## [WHAT NEEDS TO BE DONE]
Using the data below, repeat all of it precisely.

(Figure dataset records)
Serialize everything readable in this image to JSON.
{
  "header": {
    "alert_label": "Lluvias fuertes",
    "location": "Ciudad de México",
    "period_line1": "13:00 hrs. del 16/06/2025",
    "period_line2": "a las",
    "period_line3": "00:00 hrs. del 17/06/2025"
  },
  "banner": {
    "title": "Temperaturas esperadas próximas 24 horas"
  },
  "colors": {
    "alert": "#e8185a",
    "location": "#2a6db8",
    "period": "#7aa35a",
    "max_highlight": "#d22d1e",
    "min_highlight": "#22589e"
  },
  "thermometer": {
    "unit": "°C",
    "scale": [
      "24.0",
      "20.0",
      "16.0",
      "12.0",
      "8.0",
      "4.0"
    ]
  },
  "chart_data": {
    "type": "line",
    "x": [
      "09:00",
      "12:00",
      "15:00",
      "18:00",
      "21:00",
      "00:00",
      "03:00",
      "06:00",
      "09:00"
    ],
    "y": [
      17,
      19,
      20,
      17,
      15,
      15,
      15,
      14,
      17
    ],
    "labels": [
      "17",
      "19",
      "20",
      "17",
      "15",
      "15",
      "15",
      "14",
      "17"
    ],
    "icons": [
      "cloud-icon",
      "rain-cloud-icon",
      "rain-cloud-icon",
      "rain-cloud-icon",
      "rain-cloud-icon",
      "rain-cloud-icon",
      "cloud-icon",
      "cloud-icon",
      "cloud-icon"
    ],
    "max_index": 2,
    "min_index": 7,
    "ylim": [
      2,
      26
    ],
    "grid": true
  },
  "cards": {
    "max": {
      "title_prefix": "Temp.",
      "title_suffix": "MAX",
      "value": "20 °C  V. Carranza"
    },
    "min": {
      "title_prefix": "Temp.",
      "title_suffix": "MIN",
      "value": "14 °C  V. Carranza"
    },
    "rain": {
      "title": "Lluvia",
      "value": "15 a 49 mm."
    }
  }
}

## [REPLY]
Serialize everything readable in this image to JSON.
{
  "header": {
    "alert_label": "Lluvias fuertes",
    "location": "Ciudad de México",
    "period_line1": "13:00 hrs. del 16/06/2025",
    "period_line2": "a las",
    "period_line3": "00:00 hrs. del 17/06/2025"
  },
  "banner": {
    "title": "Temperaturas esperadas próximas 24 horas"
  },
  "colors": {
    "alert": "#e8185a",
    "location": "#2a6db8",
    "period": "#7aa35a",
    "max_highlight": "#d22d1e",
    "min_highlight": "#22589e"
  },
  "thermometer": {
    "unit": "°C",
    "scale": [
      "24.0",
      "20.0",
      "16.0",
      "12.0",
      "8.0",
      "4.0"
    ]
  },
  "chart_data": {
    "type": "line",
    "x": [
      "09:00",
      "12:00",
      "15:00",
      "18:00",
      "21:00",
      "00:00",
      "03:00",
      "06:00",
      "09:00"
    ],
    "y": [
      17,
      19,
      20,
      17,
      15,
      15,
      15,
      14,
      17
    ],
    "labels": [
      "17",
      "19",
      "20",
      "17",
      "15",
      "15",
      "15",
      "14",
      "17"
    ],
    "icons": [
      "cloud-icon",
      "rain-cloud-icon",
      "rain-cloud-icon",
      "rain-cloud-icon",
      "rain-cloud-icon",
      "rain-cloud-icon",
      "cloud-icon",
      "cloud-icon",
      "cloud-icon"
    ],
    "max_index": 2,
    "min_index": 7,
    "ylim": [
      2,
      26
    ],
    "grid": true
  },
  "cards": {
    "max": {
      "title_prefix": "Temp.",
      "title_suffix": "MAX",
      "value": "20 °C  V. Carranza"
    },
    "min": {
      "title_prefix": "Temp.",
      "title_suffix": "MIN",
      "value": "14 °C  V. Carranza"
    },
    "rain": {
      "title": "Lluvia",
      "value": "15 a 49 mm."
    }
  }
}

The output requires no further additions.